#### MATERIAL FOR THIS EXERCISE
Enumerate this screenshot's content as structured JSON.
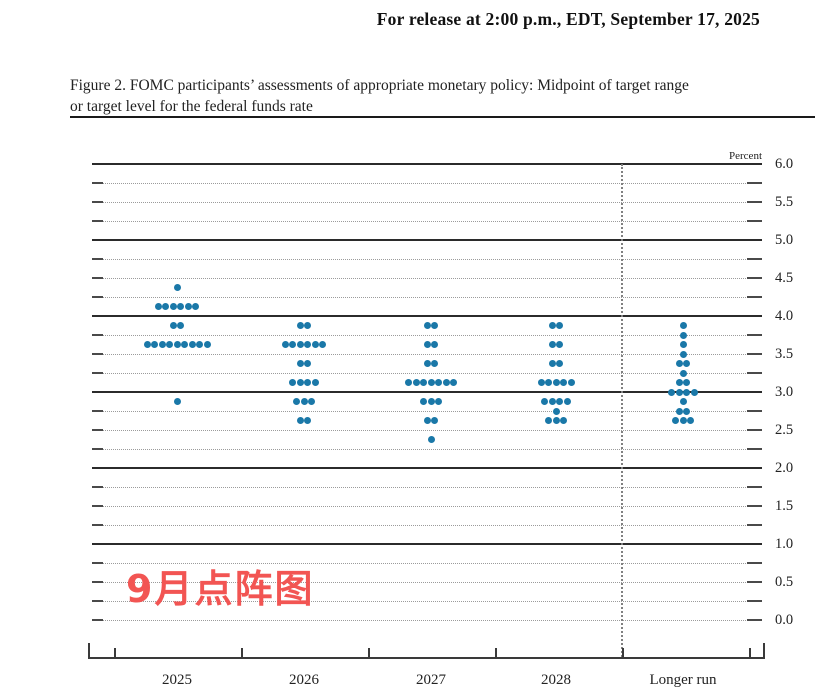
{
  "release_line": "For release at 2:00 p.m., EDT, September 17, 2025",
  "caption": {
    "line1": "Figure 2. FOMC participants’ assessments of appropriate monetary policy: Midpoint of target range",
    "line2": "or target level for the federal funds rate"
  },
  "annotation": {
    "text": "9月点阵图",
    "color": "#f25553"
  },
  "chart_data": {
    "type": "scatter",
    "title": "FOMC participants’ assessments of appropriate monetary policy: Midpoint of target range or target level for the federal funds rate",
    "unit_label": "Percent",
    "ylabel": "Percent",
    "ylim": [
      0.0,
      6.0
    ],
    "gridline_step": 0.25,
    "solid_gridlines": [
      6.0,
      5.0,
      4.0,
      3.0,
      2.0,
      1.0
    ],
    "y_tick_labels": [
      "6.0",
      "5.5",
      "5.0",
      "4.5",
      "4.0",
      "3.5",
      "3.0",
      "2.5",
      "2.0",
      "1.5",
      "1.0",
      "0.5",
      "0.0"
    ],
    "legend_position": "none",
    "grid": "on",
    "dot_color": "#1a78a8",
    "each_dot_represents": "one FOMC participant's assessment",
    "columns": [
      {
        "label": "2025",
        "dots": [
          {
            "rate": 4.375,
            "count": 1
          },
          {
            "rate": 4.125,
            "count": 6
          },
          {
            "rate": 3.875,
            "count": 2
          },
          {
            "rate": 3.625,
            "count": 9
          },
          {
            "rate": 2.875,
            "count": 1
          }
        ]
      },
      {
        "label": "2026",
        "dots": [
          {
            "rate": 3.875,
            "count": 2
          },
          {
            "rate": 3.625,
            "count": 6
          },
          {
            "rate": 3.375,
            "count": 2
          },
          {
            "rate": 3.125,
            "count": 4
          },
          {
            "rate": 2.875,
            "count": 3
          },
          {
            "rate": 2.625,
            "count": 2
          }
        ]
      },
      {
        "label": "2027",
        "dots": [
          {
            "rate": 3.875,
            "count": 2
          },
          {
            "rate": 3.625,
            "count": 2
          },
          {
            "rate": 3.375,
            "count": 2
          },
          {
            "rate": 3.125,
            "count": 7
          },
          {
            "rate": 2.875,
            "count": 3
          },
          {
            "rate": 2.625,
            "count": 2
          },
          {
            "rate": 2.375,
            "count": 1
          }
        ]
      },
      {
        "label": "2028",
        "dots": [
          {
            "rate": 3.875,
            "count": 2
          },
          {
            "rate": 3.625,
            "count": 2
          },
          {
            "rate": 3.375,
            "count": 2
          },
          {
            "rate": 3.125,
            "count": 5
          },
          {
            "rate": 2.875,
            "count": 4
          },
          {
            "rate": 2.75,
            "count": 1
          },
          {
            "rate": 2.625,
            "count": 3
          }
        ]
      },
      {
        "label": "Longer run",
        "dots": [
          {
            "rate": 3.875,
            "count": 1
          },
          {
            "rate": 3.75,
            "count": 1
          },
          {
            "rate": 3.625,
            "count": 1
          },
          {
            "rate": 3.5,
            "count": 1
          },
          {
            "rate": 3.375,
            "count": 2
          },
          {
            "rate": 3.25,
            "count": 1
          },
          {
            "rate": 3.125,
            "count": 2
          },
          {
            "rate": 3.0,
            "count": 4
          },
          {
            "rate": 2.875,
            "count": 1
          },
          {
            "rate": 2.75,
            "count": 2
          },
          {
            "rate": 2.625,
            "count": 3
          }
        ]
      }
    ]
  }
}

#### EXERCISE INSTRUCTIONS
Copy out every line of the data that includes "participants".

#### FINISHED ANSWER
    "line1": "Figure 2. FOMC participants’ assessments of appropriate monetary policy: Midpoint of target range",
    "title": "FOMC participants’ assessments of appropriate monetary policy: Midpoint of target range or target level for the federal funds rate",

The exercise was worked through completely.